Given task - Rewrite the part that opens with the line containing "device-name: Realtek Digital" and closes with the line containing "140, 84, 158]" as a JSON list of strings, one string per line with both end lines included and blank lines omitted. Leave out all other lines.

Bounding box entries
-*-*-
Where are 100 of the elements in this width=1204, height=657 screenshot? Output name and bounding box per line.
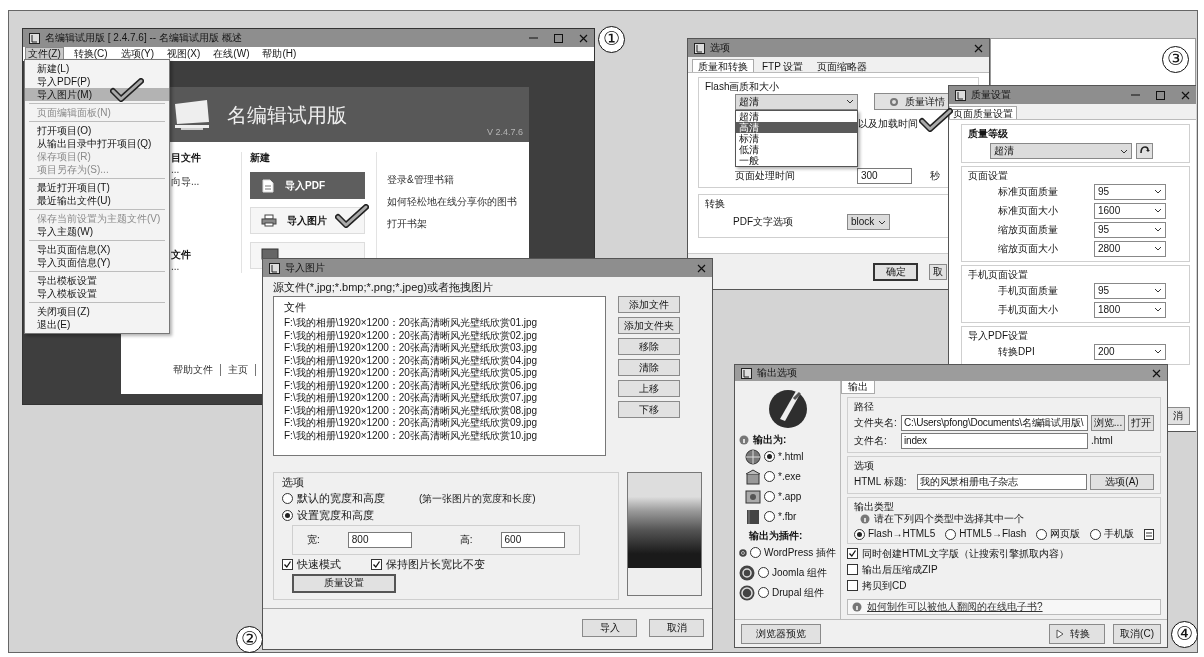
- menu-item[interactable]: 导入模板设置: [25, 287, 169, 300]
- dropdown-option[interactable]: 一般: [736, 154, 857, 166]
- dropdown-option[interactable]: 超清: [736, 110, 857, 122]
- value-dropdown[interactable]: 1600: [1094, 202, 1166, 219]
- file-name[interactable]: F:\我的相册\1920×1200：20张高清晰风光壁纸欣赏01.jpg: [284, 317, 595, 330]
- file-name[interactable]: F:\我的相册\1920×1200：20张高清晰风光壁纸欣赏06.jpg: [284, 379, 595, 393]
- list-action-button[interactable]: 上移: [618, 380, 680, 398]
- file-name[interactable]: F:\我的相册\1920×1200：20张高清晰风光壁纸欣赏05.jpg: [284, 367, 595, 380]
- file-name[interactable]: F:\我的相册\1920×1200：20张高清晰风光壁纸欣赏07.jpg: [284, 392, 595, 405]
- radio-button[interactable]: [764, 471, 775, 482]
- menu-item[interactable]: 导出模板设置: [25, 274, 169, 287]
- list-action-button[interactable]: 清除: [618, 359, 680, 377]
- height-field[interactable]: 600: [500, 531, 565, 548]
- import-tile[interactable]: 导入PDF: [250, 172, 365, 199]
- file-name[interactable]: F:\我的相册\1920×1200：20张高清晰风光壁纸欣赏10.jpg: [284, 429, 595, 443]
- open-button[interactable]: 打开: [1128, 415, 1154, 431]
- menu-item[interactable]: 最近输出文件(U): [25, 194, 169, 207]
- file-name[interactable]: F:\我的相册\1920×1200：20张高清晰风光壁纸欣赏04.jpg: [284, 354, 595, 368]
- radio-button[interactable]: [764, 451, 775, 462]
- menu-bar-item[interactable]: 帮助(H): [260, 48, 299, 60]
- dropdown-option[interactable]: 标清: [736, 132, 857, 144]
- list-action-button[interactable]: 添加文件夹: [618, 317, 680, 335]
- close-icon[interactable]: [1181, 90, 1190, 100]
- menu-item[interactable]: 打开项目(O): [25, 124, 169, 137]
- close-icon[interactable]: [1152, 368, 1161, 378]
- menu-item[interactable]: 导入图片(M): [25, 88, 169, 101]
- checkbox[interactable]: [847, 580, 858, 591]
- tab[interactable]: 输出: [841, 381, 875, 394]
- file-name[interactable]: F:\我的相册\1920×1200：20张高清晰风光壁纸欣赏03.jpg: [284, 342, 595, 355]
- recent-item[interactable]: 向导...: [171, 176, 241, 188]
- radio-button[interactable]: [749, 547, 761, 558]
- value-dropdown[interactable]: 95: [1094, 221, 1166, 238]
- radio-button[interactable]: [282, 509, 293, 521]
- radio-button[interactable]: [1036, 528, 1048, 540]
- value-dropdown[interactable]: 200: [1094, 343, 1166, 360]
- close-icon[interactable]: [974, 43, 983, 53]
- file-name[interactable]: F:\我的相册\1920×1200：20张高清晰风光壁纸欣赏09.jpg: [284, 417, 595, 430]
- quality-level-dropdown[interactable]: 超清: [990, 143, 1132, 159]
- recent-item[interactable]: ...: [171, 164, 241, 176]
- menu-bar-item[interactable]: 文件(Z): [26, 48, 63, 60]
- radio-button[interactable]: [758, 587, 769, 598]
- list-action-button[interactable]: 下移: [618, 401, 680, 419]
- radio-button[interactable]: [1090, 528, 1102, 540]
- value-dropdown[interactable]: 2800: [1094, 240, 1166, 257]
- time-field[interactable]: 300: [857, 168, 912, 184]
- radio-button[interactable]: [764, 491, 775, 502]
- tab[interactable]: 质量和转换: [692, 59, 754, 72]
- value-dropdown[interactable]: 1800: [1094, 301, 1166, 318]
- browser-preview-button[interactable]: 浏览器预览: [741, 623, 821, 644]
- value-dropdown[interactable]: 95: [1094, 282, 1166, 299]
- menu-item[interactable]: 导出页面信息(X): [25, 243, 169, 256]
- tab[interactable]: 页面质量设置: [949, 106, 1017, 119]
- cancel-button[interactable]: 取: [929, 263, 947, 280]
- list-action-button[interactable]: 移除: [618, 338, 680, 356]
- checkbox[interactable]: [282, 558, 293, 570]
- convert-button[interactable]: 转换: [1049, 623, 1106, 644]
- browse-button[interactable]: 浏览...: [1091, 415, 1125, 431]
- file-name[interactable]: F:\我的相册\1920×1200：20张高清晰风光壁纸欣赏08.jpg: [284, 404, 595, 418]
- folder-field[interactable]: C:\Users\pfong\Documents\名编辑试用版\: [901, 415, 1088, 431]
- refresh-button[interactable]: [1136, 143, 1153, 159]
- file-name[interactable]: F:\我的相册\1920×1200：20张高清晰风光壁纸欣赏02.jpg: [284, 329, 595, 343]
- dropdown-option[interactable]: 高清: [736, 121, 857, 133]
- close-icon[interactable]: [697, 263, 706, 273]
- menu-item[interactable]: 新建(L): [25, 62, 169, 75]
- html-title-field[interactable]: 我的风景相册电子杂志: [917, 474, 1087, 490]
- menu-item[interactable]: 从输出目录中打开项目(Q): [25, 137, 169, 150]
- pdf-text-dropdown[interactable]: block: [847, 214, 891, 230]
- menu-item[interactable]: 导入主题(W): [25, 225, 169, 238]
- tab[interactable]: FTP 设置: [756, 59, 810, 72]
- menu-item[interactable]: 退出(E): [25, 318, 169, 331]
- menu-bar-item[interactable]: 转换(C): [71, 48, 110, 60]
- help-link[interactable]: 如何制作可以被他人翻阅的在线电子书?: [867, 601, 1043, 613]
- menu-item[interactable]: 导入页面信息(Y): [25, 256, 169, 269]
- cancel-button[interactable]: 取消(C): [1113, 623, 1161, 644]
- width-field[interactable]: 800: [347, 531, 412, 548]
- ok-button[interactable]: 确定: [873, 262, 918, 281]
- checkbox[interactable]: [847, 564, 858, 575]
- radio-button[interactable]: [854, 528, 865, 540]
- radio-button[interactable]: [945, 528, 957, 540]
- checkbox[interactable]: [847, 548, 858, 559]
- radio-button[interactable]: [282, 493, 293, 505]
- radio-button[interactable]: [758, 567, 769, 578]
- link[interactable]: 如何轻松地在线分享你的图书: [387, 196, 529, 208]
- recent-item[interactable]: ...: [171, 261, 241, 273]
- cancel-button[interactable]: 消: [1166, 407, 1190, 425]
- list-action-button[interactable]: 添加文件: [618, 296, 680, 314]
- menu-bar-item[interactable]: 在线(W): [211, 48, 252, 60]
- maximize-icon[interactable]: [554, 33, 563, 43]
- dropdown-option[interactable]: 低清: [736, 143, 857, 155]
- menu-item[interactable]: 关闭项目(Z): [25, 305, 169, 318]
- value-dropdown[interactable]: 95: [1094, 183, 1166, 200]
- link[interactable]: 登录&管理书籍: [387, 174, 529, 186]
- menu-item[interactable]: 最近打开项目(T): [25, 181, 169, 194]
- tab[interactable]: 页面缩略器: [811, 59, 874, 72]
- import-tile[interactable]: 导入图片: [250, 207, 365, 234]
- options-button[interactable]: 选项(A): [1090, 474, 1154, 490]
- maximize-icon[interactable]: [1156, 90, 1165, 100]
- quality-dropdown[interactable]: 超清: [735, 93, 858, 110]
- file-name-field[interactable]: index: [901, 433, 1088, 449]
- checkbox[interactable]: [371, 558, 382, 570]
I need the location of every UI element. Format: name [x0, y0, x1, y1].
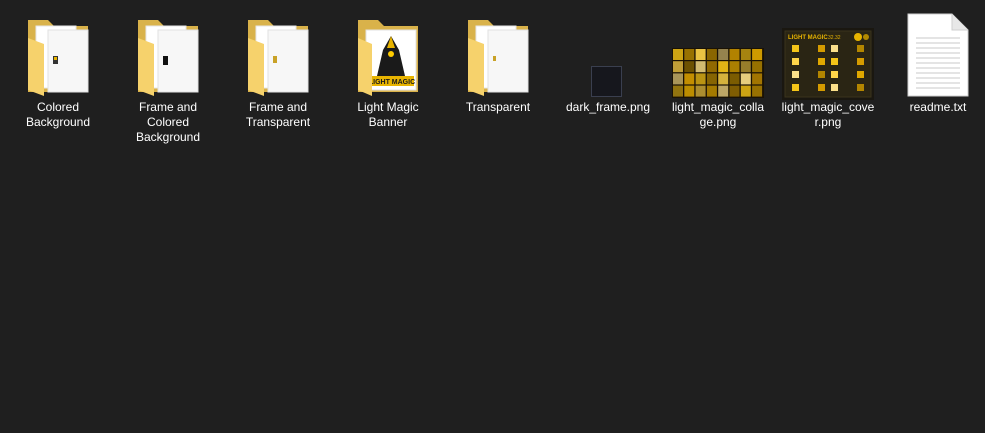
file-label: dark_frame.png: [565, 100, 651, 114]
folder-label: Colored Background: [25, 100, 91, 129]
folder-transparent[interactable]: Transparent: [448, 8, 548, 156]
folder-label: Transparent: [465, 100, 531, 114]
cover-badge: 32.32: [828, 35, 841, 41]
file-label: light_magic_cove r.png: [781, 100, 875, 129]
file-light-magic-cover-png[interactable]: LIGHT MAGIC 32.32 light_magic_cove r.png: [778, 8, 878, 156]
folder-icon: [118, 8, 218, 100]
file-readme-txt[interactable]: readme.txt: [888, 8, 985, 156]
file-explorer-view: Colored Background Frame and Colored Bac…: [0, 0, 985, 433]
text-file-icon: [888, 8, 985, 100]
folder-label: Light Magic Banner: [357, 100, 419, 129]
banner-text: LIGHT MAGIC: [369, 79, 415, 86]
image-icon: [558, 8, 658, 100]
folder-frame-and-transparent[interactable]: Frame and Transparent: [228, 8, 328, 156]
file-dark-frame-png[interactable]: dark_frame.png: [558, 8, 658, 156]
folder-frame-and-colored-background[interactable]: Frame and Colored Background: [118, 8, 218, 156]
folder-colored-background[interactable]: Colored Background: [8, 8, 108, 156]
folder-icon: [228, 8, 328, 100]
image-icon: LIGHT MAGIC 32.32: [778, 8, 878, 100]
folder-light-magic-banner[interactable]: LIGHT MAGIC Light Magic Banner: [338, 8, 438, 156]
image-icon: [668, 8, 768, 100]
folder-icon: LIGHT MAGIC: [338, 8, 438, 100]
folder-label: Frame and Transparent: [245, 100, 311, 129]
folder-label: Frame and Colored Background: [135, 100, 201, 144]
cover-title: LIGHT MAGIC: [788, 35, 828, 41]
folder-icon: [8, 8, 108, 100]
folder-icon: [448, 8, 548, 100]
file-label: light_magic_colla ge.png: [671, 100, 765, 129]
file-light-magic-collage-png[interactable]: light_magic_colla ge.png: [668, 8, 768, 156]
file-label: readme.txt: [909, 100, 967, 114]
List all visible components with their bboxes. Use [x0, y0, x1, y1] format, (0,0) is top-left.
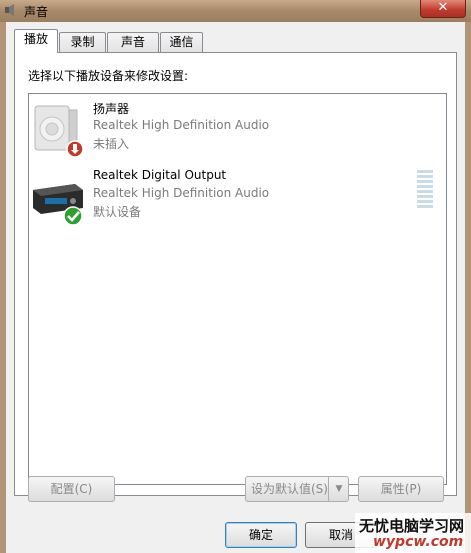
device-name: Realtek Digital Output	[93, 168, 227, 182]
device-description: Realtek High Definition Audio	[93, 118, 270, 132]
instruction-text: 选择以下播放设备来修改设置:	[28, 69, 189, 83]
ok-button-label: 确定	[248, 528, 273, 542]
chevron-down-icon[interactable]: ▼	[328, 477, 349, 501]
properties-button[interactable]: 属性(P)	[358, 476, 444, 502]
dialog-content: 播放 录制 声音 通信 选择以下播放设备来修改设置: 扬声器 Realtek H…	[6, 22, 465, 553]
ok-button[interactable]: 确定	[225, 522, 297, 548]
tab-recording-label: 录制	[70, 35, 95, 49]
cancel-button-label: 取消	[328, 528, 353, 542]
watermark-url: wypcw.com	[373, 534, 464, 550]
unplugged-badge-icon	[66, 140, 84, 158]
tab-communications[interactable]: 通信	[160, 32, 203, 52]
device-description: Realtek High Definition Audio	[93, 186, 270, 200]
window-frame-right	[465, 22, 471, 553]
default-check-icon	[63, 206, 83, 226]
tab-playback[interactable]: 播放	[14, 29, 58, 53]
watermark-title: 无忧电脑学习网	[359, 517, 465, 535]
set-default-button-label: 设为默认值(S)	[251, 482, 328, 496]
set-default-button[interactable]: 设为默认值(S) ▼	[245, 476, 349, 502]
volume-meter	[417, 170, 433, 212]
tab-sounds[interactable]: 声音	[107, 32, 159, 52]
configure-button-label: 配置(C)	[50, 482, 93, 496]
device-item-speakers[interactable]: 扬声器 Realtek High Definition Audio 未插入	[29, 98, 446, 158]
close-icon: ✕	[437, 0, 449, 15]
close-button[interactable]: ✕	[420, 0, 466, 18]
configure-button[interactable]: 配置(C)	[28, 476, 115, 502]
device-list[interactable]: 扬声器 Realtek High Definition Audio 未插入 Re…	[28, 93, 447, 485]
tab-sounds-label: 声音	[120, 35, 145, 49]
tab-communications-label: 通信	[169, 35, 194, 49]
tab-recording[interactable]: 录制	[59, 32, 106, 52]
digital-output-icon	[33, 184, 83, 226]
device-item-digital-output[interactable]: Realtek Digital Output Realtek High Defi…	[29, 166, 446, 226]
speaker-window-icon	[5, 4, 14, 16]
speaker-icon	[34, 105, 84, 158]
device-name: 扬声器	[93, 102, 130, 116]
-*-*-
Expected answer -
[
  "device-name: Realtek Digital Output\t[93, 168, 227, 182]",
  "device-description: Realtek High Definition Audio\t[93, 118, 270, 132]",
  "instruction-text: 选择以下播放设备来修改设置:\t[28, 69, 189, 83]",
  "ok-button-label: 确定\t[248, 528, 273, 542]",
  "chevron-down-icon[interactable]: ▼\t[328, 477, 349, 501]",
  "properties-button[interactable]: 属性(P)\t[358, 476, 444, 502]",
  "dialog-content: 播放 录制 声音 通信 选择以下播放设备来修改设置: 扬声器 Realtek H…\t[6, 22, 465, 553]",
  "ok-button[interactable]: 确定\t[225, 522, 297, 548]",
  "tab-recording-label: 录制\t[70, 35, 95, 49]",
  "cancel-button-label: 取消\t[328, 528, 353, 542]",
  "watermark-url: wypcw.com\t[373, 534, 464, 550]",
  "unplugged-badge-icon\t[66, 140, 84, 158]"
]